> **Dataset rows**
__________________________________________________
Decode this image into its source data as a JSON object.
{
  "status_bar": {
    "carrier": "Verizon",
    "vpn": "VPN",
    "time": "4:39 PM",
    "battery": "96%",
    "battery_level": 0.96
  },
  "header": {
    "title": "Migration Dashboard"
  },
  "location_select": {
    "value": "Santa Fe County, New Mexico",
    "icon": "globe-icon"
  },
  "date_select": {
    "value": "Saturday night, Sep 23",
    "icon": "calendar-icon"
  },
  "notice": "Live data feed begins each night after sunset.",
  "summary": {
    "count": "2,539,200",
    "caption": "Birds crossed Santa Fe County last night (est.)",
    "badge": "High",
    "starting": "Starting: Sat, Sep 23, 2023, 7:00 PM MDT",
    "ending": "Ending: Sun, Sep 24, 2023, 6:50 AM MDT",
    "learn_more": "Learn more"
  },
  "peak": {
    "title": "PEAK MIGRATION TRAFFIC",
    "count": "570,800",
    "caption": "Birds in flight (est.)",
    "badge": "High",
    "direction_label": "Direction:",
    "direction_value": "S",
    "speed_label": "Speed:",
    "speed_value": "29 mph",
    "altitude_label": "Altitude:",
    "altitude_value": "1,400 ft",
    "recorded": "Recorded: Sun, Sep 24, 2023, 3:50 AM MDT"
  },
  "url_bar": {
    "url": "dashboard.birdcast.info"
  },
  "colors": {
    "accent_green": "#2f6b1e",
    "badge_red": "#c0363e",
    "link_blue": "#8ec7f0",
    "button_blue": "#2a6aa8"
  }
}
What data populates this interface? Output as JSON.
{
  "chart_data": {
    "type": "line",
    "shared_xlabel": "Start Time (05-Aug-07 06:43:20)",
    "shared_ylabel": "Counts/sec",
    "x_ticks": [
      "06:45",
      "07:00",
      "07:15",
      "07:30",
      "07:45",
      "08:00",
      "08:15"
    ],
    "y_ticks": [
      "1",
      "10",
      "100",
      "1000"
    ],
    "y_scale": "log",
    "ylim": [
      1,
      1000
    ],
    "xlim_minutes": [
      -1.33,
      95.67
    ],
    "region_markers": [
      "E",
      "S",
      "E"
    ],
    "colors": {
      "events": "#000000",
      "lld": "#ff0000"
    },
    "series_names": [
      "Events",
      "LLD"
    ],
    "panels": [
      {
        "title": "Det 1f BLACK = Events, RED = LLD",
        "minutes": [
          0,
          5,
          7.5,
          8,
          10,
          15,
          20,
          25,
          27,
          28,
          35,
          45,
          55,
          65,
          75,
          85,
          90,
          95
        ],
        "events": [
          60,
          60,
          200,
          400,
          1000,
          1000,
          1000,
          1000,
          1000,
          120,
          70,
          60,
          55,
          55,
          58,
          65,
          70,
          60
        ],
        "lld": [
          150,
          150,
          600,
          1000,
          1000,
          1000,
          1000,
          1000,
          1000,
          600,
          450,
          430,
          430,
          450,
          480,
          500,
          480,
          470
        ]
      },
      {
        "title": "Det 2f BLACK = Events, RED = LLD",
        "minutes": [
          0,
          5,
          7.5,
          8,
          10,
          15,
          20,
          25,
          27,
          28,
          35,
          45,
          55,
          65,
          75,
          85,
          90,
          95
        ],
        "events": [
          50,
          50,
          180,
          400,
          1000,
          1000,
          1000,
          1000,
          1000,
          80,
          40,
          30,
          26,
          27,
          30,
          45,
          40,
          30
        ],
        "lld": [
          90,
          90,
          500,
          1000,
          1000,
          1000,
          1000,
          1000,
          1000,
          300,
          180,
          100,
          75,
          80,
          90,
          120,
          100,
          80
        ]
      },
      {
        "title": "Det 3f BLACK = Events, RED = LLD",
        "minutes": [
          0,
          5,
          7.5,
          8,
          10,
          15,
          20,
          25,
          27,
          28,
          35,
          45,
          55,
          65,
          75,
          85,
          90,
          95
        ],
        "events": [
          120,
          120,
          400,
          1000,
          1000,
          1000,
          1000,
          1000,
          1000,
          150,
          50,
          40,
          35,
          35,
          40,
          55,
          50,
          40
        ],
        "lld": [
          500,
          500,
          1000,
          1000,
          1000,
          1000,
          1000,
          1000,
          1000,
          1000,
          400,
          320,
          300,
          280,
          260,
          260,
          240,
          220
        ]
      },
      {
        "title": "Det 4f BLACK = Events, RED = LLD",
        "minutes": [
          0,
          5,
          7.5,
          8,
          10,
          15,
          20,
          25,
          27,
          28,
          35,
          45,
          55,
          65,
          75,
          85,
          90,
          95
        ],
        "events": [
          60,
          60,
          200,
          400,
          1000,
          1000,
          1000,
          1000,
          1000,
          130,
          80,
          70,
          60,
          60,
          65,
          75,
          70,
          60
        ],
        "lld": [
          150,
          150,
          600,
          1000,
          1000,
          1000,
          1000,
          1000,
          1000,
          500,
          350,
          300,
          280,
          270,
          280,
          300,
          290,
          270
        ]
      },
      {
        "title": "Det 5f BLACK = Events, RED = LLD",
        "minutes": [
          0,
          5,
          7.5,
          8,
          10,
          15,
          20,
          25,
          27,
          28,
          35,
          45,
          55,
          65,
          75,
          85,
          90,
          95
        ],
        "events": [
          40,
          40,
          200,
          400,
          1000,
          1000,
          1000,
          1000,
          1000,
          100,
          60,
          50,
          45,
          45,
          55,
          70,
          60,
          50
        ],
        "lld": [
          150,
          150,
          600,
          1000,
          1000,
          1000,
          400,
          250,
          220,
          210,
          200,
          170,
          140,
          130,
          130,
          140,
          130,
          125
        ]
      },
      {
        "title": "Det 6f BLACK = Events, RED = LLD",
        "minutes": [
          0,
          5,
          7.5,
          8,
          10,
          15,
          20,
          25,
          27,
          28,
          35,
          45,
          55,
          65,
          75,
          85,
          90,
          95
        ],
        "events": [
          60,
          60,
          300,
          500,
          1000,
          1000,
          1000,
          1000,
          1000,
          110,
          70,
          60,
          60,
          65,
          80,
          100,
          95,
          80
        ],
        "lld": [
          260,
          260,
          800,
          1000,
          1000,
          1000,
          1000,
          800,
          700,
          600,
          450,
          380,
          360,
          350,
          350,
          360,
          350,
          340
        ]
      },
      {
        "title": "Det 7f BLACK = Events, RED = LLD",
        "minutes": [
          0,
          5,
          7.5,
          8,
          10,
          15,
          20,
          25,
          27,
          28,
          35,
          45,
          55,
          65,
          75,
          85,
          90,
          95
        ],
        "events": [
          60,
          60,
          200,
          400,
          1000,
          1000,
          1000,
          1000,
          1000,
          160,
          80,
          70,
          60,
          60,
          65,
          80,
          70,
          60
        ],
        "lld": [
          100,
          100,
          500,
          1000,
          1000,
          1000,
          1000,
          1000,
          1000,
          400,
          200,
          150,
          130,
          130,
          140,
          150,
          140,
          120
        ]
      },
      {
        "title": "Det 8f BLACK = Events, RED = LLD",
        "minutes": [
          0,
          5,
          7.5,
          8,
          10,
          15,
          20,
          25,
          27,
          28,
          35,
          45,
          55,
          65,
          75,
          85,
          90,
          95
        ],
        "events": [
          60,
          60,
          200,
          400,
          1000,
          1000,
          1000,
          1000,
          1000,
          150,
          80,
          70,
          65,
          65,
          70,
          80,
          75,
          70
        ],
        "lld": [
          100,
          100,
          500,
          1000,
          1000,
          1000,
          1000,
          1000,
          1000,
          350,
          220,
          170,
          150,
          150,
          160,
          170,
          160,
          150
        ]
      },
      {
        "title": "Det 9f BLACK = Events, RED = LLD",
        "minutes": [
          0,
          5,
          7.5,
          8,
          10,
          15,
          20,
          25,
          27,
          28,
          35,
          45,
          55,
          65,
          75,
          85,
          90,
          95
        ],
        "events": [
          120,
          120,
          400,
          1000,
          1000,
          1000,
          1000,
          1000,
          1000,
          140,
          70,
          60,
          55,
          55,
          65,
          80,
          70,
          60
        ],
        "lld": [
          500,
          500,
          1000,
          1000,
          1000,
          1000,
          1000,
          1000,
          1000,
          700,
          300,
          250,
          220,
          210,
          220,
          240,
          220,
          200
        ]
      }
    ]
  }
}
__________________________________________________
Pick out the lines above containing the word "BLACK", then copy them.

        "title": "Det 1f BLACK = Events, RED = LLD",
        "title": "Det 2f BLACK = Events, RED = LLD",
        "title": "Det 3f BLACK = Events, RED = LLD",
        "title": "Det 4f BLACK = Events, RED = LLD",
        "title": "Det 5f BLACK = Events, RED = LLD",
        "title": "Det 6f BLACK = Events, RED = LLD",
        "title": "Det 7f BLACK = Events, RED = LLD",
        "title": "Det 8f BLACK = Events, RED = LLD",
        "title": "Det 9f BLACK = Events, RED = LLD",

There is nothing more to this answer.